-- WORK TO COMPLETE --
Without the pictures, set down the records below word for word.

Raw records
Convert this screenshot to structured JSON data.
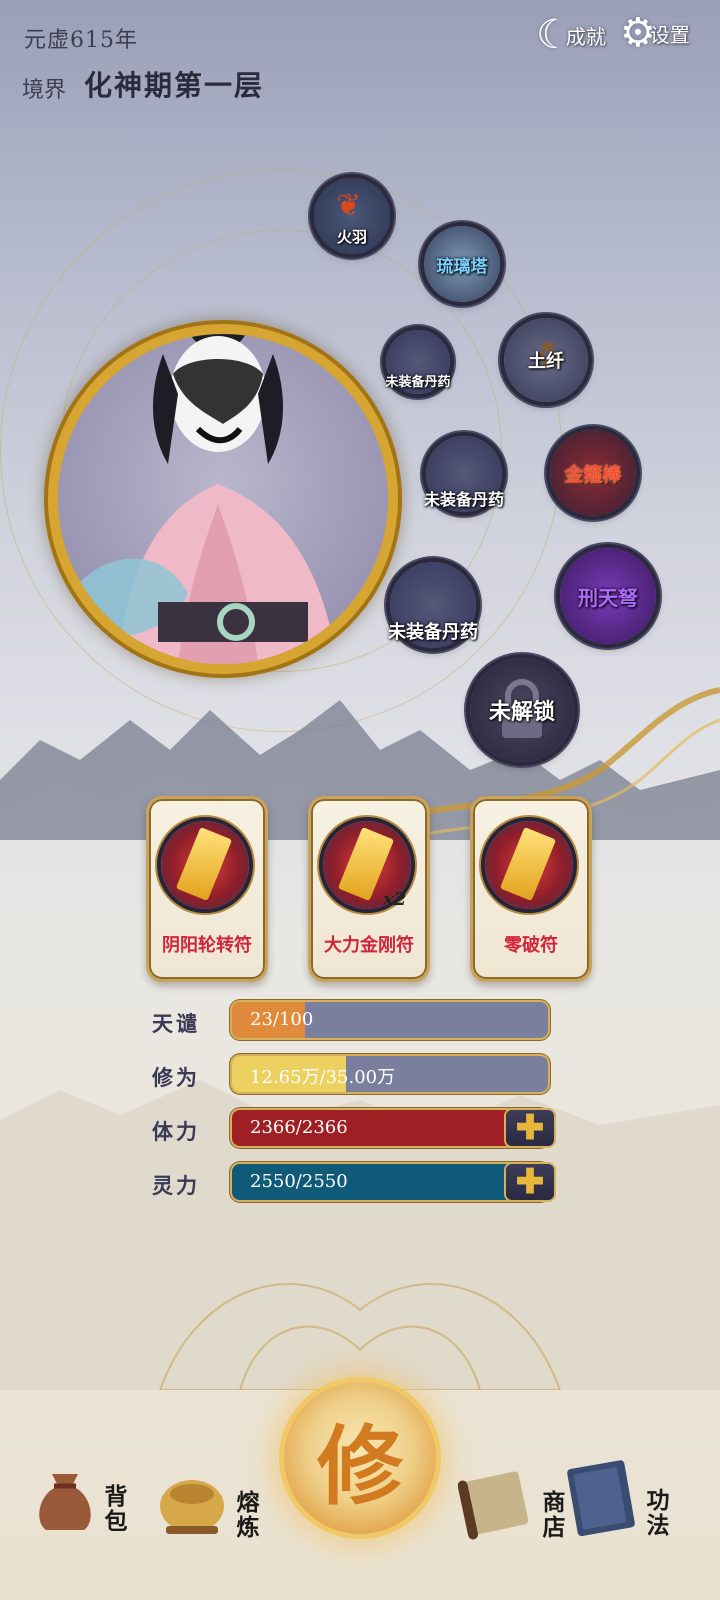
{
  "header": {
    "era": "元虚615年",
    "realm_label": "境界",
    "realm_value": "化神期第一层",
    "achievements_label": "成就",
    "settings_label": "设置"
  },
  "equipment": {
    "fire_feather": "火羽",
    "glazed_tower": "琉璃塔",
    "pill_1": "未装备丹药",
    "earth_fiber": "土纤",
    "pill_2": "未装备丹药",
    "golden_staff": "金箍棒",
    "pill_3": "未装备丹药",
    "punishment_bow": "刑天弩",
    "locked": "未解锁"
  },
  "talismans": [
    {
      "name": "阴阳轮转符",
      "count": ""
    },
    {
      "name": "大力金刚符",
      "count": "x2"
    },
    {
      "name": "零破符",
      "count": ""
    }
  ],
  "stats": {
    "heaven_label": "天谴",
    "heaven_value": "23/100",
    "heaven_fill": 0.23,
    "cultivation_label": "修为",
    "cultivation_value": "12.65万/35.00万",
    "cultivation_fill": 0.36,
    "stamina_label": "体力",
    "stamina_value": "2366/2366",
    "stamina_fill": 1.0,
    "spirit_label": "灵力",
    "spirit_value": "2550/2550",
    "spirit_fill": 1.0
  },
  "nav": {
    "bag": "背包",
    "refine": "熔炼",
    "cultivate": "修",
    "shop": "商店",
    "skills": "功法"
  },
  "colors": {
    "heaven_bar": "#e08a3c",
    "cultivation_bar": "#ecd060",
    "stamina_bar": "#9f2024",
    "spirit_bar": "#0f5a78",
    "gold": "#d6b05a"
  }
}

-- FINISHED TASK --
Convert this screenshot to structured JSON data.
{
  "header": {
    "era": "元虚615年",
    "realm_label": "境界",
    "realm_value": "化神期第一层",
    "achievements_label": "成就",
    "settings_label": "设置"
  },
  "equipment": {
    "fire_feather": "火羽",
    "glazed_tower": "琉璃塔",
    "pill_1": "未装备丹药",
    "earth_fiber": "土纤",
    "pill_2": "未装备丹药",
    "golden_staff": "金箍棒",
    "pill_3": "未装备丹药",
    "punishment_bow": "刑天弩",
    "locked": "未解锁"
  },
  "talismans": [
    {
      "name": "阴阳轮转符",
      "count": ""
    },
    {
      "name": "大力金刚符",
      "count": "x2"
    },
    {
      "name": "零破符",
      "count": ""
    }
  ],
  "stats": {
    "heaven_label": "天谴",
    "heaven_value": "23/100",
    "heaven_fill": 0.23,
    "cultivation_label": "修为",
    "cultivation_value": "12.65万/35.00万",
    "cultivation_fill": 0.36,
    "stamina_label": "体力",
    "stamina_value": "2366/2366",
    "stamina_fill": 1.0,
    "spirit_label": "灵力",
    "spirit_value": "2550/2550",
    "spirit_fill": 1.0
  },
  "nav": {
    "bag": "背包",
    "refine": "熔炼",
    "cultivate": "修",
    "shop": "商店",
    "skills": "功法"
  },
  "colors": {
    "heaven_bar": "#e08a3c",
    "cultivation_bar": "#ecd060",
    "stamina_bar": "#9f2024",
    "spirit_bar": "#0f5a78",
    "gold": "#d6b05a"
  }
}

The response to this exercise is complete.